Exercise description: From the listing, collect all lines containing the word "FULL".

The data:
▬▬▬▬▬▬
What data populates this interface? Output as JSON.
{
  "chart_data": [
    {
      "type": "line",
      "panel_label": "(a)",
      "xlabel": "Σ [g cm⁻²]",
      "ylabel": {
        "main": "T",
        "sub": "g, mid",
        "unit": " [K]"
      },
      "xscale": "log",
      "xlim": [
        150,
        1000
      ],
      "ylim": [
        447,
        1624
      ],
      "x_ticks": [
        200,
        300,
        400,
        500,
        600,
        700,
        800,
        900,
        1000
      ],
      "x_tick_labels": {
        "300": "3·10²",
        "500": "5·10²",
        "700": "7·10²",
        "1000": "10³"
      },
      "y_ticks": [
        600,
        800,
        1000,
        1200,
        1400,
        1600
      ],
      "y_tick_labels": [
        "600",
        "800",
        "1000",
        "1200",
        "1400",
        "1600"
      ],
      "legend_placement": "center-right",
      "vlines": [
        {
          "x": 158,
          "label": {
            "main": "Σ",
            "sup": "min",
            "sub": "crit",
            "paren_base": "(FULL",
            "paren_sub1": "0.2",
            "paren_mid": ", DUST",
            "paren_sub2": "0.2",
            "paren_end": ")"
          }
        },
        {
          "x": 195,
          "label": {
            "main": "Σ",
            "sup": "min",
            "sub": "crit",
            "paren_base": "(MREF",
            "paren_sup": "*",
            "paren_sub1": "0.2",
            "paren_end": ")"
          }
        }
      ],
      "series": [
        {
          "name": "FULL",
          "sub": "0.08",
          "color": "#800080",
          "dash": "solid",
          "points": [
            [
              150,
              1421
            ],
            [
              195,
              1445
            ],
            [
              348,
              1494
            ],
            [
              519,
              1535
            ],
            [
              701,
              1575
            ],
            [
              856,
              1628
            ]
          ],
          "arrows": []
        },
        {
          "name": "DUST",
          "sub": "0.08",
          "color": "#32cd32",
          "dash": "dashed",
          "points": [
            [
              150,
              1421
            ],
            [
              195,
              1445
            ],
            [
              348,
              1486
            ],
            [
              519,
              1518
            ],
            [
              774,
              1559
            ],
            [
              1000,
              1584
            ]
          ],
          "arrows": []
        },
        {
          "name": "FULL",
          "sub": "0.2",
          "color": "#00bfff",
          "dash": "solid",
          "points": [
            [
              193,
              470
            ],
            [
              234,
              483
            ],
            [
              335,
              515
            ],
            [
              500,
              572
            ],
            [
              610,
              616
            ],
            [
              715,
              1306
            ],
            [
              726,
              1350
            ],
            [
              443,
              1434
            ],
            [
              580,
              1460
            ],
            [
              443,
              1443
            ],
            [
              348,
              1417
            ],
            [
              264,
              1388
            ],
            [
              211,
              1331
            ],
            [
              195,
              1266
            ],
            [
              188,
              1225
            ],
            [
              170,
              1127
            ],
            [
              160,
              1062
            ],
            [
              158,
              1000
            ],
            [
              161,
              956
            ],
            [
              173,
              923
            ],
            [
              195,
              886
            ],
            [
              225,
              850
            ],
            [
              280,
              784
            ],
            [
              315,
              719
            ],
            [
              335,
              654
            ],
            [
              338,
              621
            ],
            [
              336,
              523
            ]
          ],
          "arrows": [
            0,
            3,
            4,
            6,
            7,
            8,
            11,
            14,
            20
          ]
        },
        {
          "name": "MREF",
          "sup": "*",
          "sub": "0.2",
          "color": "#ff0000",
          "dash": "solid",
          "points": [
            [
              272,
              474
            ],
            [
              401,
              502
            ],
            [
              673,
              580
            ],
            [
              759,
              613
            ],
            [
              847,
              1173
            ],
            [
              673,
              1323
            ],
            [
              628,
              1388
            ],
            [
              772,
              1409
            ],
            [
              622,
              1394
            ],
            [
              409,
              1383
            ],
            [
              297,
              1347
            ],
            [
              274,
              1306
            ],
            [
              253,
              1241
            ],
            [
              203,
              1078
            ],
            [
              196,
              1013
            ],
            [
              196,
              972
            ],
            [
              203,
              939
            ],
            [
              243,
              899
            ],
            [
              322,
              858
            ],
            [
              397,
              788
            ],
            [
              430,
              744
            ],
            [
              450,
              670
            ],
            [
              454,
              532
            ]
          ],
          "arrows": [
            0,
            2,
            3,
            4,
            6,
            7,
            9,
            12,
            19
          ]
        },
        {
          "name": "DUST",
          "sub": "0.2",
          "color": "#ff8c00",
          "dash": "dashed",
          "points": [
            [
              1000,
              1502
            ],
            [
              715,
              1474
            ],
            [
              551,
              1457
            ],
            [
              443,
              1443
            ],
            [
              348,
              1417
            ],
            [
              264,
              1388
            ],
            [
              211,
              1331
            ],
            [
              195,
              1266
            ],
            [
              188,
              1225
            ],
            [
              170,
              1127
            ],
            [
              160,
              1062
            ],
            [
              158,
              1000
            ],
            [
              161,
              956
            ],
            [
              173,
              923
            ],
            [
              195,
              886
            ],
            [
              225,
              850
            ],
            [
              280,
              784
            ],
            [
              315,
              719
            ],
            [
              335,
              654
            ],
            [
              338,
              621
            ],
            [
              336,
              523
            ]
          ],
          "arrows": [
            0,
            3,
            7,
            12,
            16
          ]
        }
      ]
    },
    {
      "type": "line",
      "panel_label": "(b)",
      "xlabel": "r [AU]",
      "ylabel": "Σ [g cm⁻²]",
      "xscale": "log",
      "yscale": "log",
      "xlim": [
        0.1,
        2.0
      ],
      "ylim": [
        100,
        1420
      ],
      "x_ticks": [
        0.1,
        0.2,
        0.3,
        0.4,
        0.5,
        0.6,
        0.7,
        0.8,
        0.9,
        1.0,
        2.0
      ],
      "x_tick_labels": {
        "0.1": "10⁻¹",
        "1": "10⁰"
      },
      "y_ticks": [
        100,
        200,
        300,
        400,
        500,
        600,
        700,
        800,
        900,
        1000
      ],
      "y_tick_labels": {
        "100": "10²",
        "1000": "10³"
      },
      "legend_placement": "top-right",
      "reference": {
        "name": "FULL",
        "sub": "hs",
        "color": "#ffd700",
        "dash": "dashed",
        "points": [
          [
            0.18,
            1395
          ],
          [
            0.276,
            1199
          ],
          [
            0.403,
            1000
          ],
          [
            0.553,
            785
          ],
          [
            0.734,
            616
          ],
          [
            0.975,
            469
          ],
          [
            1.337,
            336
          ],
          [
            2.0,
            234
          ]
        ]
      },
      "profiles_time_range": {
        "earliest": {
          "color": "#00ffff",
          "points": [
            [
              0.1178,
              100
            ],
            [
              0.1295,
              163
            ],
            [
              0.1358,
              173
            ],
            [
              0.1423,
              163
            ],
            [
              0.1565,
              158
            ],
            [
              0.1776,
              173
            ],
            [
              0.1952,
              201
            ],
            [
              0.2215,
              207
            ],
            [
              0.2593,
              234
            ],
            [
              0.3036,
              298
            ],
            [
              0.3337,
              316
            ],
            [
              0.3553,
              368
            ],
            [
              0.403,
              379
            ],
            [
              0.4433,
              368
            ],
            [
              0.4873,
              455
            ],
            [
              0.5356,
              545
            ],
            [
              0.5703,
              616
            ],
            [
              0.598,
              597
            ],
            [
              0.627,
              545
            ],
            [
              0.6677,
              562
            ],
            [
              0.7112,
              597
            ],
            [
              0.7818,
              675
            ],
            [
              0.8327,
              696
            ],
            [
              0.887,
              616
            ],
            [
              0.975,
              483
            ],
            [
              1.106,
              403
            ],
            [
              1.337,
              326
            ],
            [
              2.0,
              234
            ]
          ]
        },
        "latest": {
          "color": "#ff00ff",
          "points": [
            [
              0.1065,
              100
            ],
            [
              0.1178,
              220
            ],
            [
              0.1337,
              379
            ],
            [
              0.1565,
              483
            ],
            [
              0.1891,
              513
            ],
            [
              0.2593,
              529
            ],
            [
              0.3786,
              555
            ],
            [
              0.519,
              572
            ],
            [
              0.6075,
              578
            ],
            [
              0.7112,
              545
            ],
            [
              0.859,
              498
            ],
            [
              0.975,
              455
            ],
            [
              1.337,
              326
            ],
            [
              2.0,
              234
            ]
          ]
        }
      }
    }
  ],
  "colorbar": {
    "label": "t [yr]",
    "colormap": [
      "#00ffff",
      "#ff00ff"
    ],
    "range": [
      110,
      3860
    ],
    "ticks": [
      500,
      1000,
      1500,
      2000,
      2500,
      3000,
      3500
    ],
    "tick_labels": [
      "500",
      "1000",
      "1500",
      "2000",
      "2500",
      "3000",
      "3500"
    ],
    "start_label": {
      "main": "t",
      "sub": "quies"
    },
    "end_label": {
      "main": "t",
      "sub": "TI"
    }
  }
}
▬▬▬▬▬▬
Exercise solution:
            "paren_base": "(FULL",
          "name": "FULL",
          "name": "FULL",
        "name": "FULL",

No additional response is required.